[What is being asked]
For each line in the data below that holds "left", return a copy.

[Extracted records]

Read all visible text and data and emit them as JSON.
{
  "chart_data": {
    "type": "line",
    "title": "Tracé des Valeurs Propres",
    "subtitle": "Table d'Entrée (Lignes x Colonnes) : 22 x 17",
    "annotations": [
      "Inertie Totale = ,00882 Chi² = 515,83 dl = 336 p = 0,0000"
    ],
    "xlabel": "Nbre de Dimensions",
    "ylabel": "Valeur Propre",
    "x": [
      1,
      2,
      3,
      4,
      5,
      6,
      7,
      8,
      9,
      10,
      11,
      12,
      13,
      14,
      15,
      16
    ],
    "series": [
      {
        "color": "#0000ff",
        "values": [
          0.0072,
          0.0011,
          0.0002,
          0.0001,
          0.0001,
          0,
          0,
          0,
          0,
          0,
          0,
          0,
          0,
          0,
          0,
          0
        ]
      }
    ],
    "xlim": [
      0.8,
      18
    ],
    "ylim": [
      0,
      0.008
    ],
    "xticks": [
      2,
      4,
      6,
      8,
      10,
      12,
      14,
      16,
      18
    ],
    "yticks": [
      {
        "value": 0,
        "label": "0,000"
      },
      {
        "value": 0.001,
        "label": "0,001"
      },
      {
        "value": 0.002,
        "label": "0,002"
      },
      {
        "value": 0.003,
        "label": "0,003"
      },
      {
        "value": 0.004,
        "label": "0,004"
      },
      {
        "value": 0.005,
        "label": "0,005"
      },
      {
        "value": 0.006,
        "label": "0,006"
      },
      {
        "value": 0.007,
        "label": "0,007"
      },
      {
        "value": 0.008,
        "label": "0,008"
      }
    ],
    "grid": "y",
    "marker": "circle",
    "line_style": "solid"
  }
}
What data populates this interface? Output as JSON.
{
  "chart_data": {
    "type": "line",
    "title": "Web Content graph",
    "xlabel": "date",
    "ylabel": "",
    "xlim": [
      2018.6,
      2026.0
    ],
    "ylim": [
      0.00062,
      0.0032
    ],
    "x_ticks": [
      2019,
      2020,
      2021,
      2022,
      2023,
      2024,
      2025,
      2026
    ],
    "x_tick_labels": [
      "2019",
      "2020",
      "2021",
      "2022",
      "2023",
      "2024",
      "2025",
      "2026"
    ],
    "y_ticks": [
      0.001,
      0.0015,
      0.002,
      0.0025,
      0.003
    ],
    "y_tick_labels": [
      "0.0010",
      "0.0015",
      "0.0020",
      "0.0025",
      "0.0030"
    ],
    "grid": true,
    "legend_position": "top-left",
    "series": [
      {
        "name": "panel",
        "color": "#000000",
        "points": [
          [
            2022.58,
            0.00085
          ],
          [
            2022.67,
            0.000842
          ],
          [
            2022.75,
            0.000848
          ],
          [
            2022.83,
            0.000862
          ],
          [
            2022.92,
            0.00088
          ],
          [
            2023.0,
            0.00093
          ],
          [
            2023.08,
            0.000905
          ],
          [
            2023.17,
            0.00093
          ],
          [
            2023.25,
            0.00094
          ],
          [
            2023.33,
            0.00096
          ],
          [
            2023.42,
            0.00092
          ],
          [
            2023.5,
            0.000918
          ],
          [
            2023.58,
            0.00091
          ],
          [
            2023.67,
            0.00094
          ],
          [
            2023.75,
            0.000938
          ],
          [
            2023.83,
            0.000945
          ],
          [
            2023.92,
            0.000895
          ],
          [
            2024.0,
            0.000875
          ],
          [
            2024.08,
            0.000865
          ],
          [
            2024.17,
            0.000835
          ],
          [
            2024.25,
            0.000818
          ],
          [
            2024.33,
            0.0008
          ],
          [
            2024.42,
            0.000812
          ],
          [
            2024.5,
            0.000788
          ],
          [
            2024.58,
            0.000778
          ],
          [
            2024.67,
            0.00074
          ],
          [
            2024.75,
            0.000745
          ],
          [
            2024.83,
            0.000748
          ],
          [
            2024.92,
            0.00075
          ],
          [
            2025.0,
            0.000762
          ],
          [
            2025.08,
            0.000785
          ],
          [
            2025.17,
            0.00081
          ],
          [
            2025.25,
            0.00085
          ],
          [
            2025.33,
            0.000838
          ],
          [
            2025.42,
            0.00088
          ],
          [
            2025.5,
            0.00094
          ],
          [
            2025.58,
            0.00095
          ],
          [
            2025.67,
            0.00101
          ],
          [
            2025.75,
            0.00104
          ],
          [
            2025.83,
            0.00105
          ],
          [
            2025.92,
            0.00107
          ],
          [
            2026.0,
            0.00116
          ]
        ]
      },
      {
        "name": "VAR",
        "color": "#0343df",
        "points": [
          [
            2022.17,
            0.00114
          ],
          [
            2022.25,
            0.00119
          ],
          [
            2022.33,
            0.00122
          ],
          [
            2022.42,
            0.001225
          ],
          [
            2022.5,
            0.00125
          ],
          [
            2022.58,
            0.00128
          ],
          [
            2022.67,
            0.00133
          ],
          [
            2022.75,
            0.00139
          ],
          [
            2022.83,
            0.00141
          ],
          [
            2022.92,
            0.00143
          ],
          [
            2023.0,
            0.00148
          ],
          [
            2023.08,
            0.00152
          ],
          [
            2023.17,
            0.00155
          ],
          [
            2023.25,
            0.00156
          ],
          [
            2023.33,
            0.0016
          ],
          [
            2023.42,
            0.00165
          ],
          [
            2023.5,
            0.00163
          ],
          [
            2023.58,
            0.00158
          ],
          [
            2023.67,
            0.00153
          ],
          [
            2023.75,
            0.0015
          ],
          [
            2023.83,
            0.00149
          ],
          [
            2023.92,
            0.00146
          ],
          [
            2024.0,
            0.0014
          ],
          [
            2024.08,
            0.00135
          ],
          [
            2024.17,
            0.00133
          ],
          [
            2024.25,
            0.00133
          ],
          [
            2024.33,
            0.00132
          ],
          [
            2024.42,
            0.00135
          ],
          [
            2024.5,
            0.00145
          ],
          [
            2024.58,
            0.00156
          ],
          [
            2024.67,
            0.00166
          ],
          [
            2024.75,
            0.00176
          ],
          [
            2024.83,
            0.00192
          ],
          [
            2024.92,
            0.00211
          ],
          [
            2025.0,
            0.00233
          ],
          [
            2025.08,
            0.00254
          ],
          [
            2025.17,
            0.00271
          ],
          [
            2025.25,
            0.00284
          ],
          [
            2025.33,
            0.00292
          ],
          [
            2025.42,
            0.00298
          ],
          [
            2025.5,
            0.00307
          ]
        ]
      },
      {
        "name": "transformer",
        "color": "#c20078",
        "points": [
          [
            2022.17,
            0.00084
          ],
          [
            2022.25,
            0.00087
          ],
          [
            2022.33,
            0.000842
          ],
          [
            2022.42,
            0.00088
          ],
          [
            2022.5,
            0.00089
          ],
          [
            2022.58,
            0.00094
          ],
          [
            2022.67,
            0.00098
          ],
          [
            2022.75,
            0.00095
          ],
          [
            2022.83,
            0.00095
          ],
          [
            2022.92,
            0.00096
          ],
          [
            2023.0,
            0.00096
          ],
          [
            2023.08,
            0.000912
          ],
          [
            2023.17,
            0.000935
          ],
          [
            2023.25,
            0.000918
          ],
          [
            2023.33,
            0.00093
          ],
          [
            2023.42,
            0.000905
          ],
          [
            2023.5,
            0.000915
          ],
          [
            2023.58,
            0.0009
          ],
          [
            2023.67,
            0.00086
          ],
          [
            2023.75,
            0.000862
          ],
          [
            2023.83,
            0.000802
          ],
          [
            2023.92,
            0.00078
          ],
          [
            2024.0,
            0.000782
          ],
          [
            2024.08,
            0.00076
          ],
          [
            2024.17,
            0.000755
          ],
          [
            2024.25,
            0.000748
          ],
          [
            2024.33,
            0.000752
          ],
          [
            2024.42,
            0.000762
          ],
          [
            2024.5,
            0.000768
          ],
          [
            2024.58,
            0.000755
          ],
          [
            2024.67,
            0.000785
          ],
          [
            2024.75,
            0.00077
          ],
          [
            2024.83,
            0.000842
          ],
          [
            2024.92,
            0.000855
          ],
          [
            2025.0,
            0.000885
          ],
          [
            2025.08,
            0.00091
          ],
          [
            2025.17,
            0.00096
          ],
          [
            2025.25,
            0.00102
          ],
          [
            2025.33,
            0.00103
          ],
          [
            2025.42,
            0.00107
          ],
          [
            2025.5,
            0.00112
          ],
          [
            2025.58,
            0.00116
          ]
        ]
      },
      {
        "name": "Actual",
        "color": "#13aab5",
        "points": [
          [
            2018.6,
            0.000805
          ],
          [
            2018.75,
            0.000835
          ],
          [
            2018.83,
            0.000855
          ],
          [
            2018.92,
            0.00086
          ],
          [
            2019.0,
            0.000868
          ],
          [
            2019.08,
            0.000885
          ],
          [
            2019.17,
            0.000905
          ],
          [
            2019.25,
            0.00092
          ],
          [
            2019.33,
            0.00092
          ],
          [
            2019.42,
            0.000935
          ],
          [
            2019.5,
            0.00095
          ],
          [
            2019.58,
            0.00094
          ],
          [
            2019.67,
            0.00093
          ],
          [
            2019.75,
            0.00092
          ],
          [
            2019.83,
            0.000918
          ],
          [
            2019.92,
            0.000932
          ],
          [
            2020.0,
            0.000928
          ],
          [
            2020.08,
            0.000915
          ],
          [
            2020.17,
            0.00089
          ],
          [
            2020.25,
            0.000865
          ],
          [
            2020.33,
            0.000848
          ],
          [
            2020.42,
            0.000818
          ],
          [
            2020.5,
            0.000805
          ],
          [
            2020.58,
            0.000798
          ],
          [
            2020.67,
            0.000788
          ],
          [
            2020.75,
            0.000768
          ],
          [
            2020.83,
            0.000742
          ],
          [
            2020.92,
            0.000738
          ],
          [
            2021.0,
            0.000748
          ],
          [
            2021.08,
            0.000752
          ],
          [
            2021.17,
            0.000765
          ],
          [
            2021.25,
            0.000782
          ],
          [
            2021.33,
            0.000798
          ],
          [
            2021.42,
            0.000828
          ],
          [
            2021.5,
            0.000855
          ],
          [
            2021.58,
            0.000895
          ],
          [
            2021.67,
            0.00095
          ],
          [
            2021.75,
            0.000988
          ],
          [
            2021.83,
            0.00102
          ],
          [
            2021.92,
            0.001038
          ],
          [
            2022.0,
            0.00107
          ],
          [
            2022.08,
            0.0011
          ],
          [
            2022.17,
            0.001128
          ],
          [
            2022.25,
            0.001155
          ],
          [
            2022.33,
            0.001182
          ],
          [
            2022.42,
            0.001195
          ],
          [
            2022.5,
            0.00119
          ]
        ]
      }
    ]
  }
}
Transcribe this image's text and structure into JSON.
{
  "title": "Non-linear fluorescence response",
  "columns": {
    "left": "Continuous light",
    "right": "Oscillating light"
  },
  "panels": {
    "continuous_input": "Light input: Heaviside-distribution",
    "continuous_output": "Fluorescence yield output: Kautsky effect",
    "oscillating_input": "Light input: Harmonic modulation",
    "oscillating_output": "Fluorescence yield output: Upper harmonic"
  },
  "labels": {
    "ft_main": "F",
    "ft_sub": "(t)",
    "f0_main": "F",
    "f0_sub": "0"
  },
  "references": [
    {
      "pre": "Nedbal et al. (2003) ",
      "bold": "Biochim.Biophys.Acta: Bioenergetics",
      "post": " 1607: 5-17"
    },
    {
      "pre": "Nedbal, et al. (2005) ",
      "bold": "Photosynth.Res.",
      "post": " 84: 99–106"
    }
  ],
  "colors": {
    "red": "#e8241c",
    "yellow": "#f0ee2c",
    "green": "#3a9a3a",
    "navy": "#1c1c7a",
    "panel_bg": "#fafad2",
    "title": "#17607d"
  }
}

[Answer to this problem]
    "legend_position": "top-left",
    "left": "Continuous light",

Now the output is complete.